── WORKING DATA ──
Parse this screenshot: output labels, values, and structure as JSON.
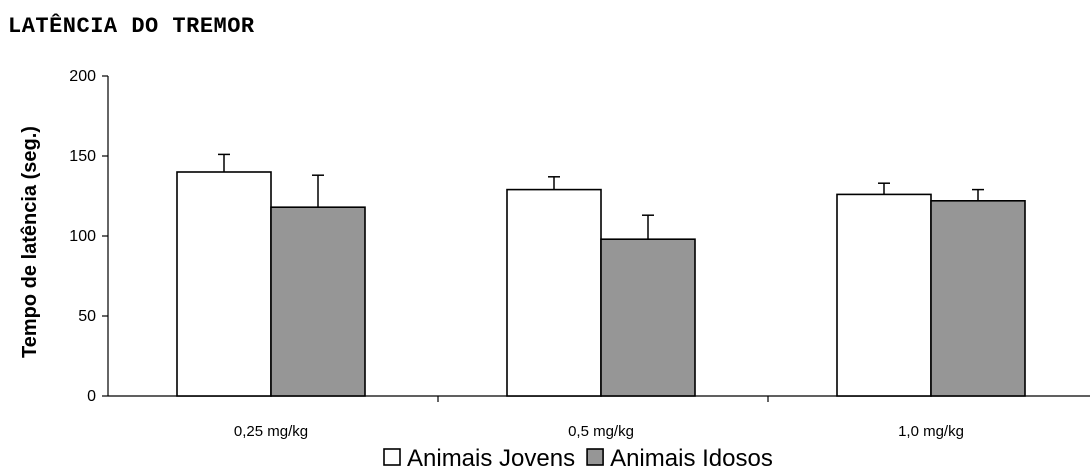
{
  "chart_data": {
    "type": "bar",
    "title": "LATÊNCIA DO TREMOR",
    "xlabel": "",
    "ylabel": "Tempo de latência (seg.)",
    "ylim": [
      0,
      200
    ],
    "yticks": [
      0,
      50,
      100,
      150,
      200
    ],
    "categories": [
      "0,25 mg/kg",
      "0,5 mg/kg",
      "1,0 mg/kg"
    ],
    "series": [
      {
        "name": "Animais Jovens",
        "color": "#ffffff",
        "values": [
          140,
          129,
          126
        ],
        "errors": [
          11,
          8,
          7
        ]
      },
      {
        "name": "Animais Idosos",
        "color": "#969696",
        "values": [
          118,
          98,
          122
        ],
        "errors": [
          20,
          15,
          7
        ]
      }
    ],
    "grid": false,
    "legend_position": "bottom-center"
  }
}
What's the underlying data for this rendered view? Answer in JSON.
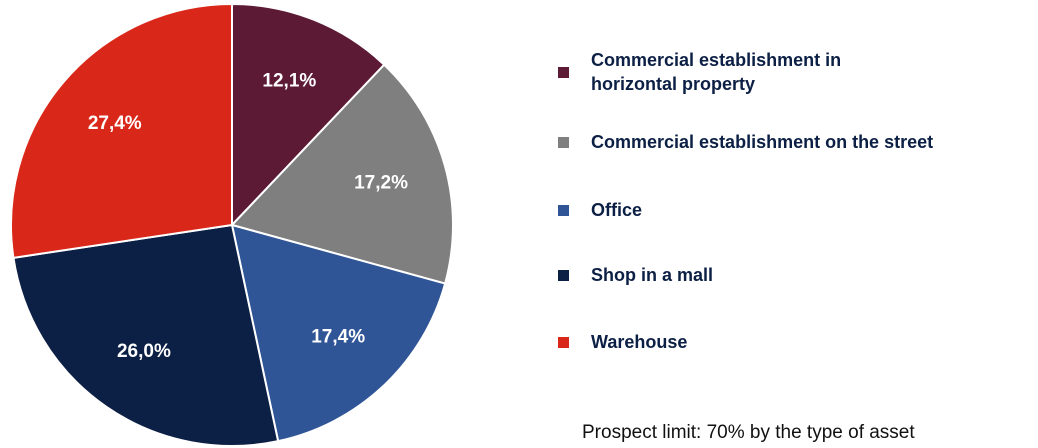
{
  "chart_data": {
    "type": "pie",
    "categories": [
      "Commercial establishment in horizontal property",
      "Commercial establishment on the street",
      "Office",
      "Shop in a mall",
      "Warehouse"
    ],
    "values": [
      12.1,
      17.2,
      17.4,
      26.0,
      27.4
    ],
    "value_labels": [
      "12,1%",
      "17,2%",
      "17,4%",
      "26,0%",
      "27,4%"
    ],
    "colors": [
      "#5c1a35",
      "#7f7f7f",
      "#2f5597",
      "#0c1f44",
      "#d9281a"
    ],
    "annotation": "Prospect limit: 70% by the type of asset"
  }
}
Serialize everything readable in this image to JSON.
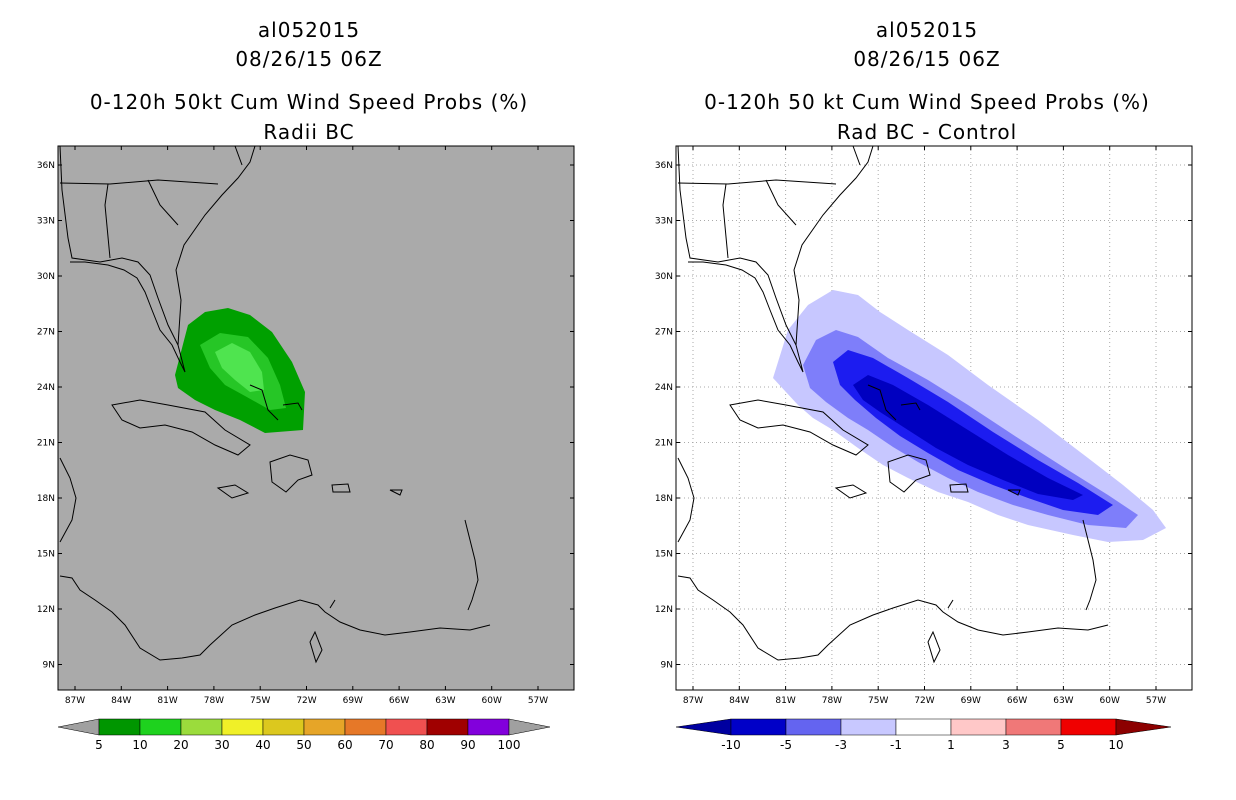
{
  "colors": {
    "land_gray": "#aaaaaa",
    "green_dark": "#00a000",
    "green_mid": "#26c626",
    "green_light": "#4fe44f",
    "blue_1": "#c7c7ff",
    "blue_3": "#7e7efa",
    "blue_5": "#1c1cf0",
    "blue_10": "#0000c0"
  },
  "lat_labels": [
    "36N",
    "33N",
    "30N",
    "27N",
    "24N",
    "21N",
    "18N",
    "15N",
    "12N",
    "9N"
  ],
  "lon_labels": [
    "87W",
    "84W",
    "81W",
    "78W",
    "75W",
    "72W",
    "69W",
    "66W",
    "63W",
    "60W",
    "57W"
  ],
  "left": {
    "title1": "al052015",
    "title2": "08/26/15 06Z",
    "title3": "0-120h 50kt Cum Wind Speed Probs (%)",
    "title4": "Radii BC",
    "colorbar": {
      "labels": [
        "5",
        "10",
        "20",
        "30",
        "40",
        "50",
        "60",
        "70",
        "80",
        "90",
        "100"
      ],
      "colors": [
        "#009600",
        "#1ed21e",
        "#9bdc3c",
        "#f0f028",
        "#dcc81e",
        "#e6a528",
        "#e67828",
        "#f05050",
        "#a00000",
        "#8200dc"
      ],
      "end_color": "#a0a0a0"
    }
  },
  "right": {
    "title1": "al052015",
    "title2": "08/26/15 06Z",
    "title3": "0-120h 50 kt Cum Wind Speed Probs (%)",
    "title4": "Rad BC - Control",
    "colorbar": {
      "labels": [
        "-10",
        "-5",
        "-3",
        "-1",
        "1",
        "3",
        "5",
        "10"
      ],
      "colors": [
        "#0000c8",
        "#6464f0",
        "#c8c8ff",
        "#ffffff",
        "#ffc8c8",
        "#f07878",
        "#f00000"
      ],
      "start_color": "#0000a0",
      "end_color": "#8c0000"
    }
  }
}
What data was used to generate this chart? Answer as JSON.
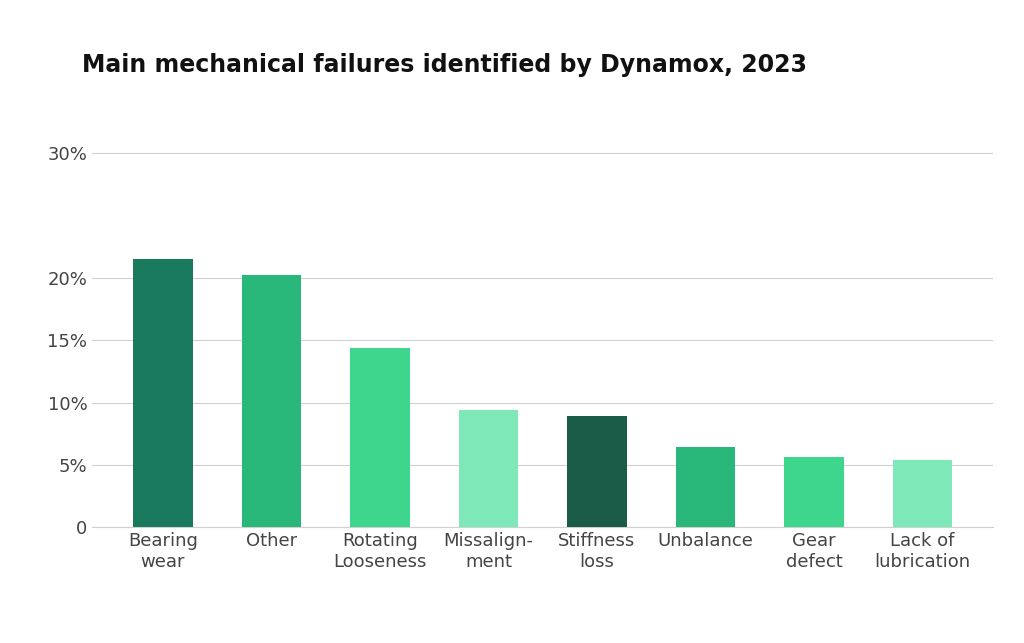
{
  "title": "Main mechanical failures identified by Dynamox, 2023",
  "categories": [
    "Bearing\nwear",
    "Other",
    "Rotating\nLooseness",
    "Missalign-\nment",
    "Stiffness\nloss",
    "Unbalance",
    "Gear\ndefect",
    "Lack of\nlubrication"
  ],
  "values": [
    21.5,
    20.2,
    14.4,
    9.4,
    8.9,
    6.4,
    5.6,
    5.4
  ],
  "bar_colors": [
    "#1a7a5e",
    "#2ab87a",
    "#3dd68c",
    "#7ee8b8",
    "#1a5c47",
    "#2ab87a",
    "#3dd68c",
    "#7ee8b8"
  ],
  "background_color": "#ffffff",
  "title_fontsize": 17,
  "tick_fontsize": 13,
  "ylim": [
    0,
    33
  ],
  "yticks": [
    0,
    5,
    10,
    15,
    20,
    30
  ],
  "ytick_labels": [
    "0",
    "5%",
    "10%",
    "15%",
    "20%",
    "30%"
  ],
  "grid_color": "#d0d0d0",
  "bar_width": 0.55
}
───
WORK TO BE COMPLETED:
Gather from the entries above all lines that include the string "ffffff".

REPLY TO THE EXERCISE:
        "color": "#ffffff",
        "#ffffff",
  "background_color": "#ffffff",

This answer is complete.